Now, remember above in the chart, where medical costs were one of the comparison points for textbook prices? Well, there’s similar context here. Doctors can prescribe drugs that they themselves never have to pay for. Professors can do the same.

Think about this, though: if you’re in your early 30s, you grew up checking the encyclopedia for certain things. I actually learned about Idaho — and did a small report on it — entirely from the encyclopedia. I feel I learned about photosynthesis the same way. Very few people use encyclopedias anymore. Some call this “The Wikipedia Effect.” Professors and bosses are weary of Wikipedia because false information can get on there, and that is a valid concern (although I’ve also seen professors put up Wikipedia entries in class), but the question remains: couldn’t something like “The Wikipedia Effect” happen to textbook sales?

In sum? Yes and no.

--- Questions on the material ---
1 - Answer these questions using the textbook passage:
(a) According to the passage, what can doctors prescribe?
(b) Which state did the writer learn about entirely from the encyclopedia?
(c) What name do some people give to the decline in encyclopedia use?
2 - Repeat a section of the textbook passage word for word, beginning with the words "Think about this, though: if" and stopping after the words "Yes and no.".

[Dataset entries]
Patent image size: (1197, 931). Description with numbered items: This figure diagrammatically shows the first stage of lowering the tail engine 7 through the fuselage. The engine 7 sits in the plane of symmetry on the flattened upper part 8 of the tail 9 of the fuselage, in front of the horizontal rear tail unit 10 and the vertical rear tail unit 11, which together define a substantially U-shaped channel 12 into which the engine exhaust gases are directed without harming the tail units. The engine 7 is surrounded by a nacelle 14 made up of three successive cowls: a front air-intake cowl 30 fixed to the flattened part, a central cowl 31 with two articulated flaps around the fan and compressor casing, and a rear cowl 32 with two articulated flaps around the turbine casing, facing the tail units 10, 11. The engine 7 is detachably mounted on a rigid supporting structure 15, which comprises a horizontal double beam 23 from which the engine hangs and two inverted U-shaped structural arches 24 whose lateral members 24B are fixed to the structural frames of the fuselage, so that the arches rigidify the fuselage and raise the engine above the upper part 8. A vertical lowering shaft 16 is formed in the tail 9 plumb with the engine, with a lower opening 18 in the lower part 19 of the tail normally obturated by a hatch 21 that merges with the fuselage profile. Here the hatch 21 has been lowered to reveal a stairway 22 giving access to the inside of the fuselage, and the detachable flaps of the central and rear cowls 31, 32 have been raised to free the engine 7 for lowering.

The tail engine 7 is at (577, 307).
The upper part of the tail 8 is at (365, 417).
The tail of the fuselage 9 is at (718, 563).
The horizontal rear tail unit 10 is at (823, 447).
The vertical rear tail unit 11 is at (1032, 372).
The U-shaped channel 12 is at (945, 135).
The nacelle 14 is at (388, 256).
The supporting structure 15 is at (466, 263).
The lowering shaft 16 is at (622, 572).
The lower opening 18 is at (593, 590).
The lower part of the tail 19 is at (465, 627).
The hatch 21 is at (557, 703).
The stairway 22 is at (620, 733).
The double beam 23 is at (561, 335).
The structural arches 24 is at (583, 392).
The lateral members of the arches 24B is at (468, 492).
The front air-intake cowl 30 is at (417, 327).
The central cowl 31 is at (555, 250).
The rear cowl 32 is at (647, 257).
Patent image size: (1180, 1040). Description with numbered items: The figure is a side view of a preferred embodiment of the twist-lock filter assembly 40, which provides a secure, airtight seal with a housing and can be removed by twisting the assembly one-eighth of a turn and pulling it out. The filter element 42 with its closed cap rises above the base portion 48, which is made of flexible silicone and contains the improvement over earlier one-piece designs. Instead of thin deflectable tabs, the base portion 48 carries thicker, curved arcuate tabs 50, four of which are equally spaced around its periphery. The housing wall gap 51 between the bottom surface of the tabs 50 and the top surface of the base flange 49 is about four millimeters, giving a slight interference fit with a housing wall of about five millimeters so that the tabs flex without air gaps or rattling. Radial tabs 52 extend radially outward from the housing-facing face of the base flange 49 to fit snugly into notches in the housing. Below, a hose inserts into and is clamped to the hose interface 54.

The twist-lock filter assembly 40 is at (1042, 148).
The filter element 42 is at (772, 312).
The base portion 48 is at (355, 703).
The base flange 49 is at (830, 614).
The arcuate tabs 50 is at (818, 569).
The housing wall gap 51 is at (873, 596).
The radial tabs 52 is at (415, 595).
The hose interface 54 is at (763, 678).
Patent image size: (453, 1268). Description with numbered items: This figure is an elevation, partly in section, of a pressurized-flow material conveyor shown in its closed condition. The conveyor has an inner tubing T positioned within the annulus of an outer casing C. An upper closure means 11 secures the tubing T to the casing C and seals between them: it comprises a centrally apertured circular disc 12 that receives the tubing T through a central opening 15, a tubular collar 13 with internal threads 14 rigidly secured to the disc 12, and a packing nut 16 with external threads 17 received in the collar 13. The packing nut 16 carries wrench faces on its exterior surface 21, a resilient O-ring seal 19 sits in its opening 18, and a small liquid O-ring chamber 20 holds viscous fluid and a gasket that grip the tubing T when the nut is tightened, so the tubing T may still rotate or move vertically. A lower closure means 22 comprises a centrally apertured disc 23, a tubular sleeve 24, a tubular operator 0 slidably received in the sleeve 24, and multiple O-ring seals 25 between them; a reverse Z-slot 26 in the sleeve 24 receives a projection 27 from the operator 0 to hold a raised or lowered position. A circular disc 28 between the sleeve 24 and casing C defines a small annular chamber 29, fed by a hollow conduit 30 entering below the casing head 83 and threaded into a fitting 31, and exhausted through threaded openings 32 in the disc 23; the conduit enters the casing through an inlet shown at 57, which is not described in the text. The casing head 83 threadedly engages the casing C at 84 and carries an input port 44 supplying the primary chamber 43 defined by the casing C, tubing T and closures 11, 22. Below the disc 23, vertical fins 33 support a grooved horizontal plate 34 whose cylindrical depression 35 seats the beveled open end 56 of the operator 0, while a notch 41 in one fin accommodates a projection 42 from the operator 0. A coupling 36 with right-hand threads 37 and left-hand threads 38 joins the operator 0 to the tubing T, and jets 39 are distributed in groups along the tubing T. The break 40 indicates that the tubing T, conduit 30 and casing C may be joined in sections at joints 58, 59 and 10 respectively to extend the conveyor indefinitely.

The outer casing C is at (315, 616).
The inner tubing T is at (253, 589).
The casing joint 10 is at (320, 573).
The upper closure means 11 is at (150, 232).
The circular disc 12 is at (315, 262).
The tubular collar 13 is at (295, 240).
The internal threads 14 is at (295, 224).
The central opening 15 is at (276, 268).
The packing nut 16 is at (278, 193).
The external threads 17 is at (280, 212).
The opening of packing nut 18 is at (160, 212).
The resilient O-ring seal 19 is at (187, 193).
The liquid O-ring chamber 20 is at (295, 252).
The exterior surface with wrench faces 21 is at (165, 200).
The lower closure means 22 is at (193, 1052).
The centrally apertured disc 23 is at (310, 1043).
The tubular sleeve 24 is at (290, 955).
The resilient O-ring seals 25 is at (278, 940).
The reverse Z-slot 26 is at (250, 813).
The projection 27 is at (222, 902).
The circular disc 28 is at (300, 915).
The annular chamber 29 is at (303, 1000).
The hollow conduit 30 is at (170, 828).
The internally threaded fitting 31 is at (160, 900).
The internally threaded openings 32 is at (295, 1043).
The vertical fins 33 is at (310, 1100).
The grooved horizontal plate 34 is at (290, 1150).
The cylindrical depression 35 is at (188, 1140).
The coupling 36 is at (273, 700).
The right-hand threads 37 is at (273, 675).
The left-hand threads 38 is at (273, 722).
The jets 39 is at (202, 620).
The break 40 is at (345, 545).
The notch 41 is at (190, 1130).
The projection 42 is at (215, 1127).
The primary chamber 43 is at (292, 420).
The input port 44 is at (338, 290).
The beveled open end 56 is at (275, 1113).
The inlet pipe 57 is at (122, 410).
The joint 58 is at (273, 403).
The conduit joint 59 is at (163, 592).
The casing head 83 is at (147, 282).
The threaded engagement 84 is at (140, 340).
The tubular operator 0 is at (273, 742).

--- Your responses ---
1 -
(a) Drugs that they themselves never have to pay for.
(b) Idaho.
(c) "The Wikipedia Effect."

2 -
Think about this, though: if you’re in your early 30s, you grew up checking the encyclopedia for certain things. I actually learned about Idaho — and did a small report on it — entirely from the encyclopedia. I feel I learned about photosynthesis the same way. Very few people use encyclopedias anymore. Some call this “The Wikipedia Effect.” Professors and bosses are weary of Wikipedia because false information can get on there, and that is a valid concern (although I’ve also seen professors put up Wikipedia entries in class), but the question remains: couldn’t something like “The Wikipedia Effect” happen to textbook sales?

In sum? Yes and no.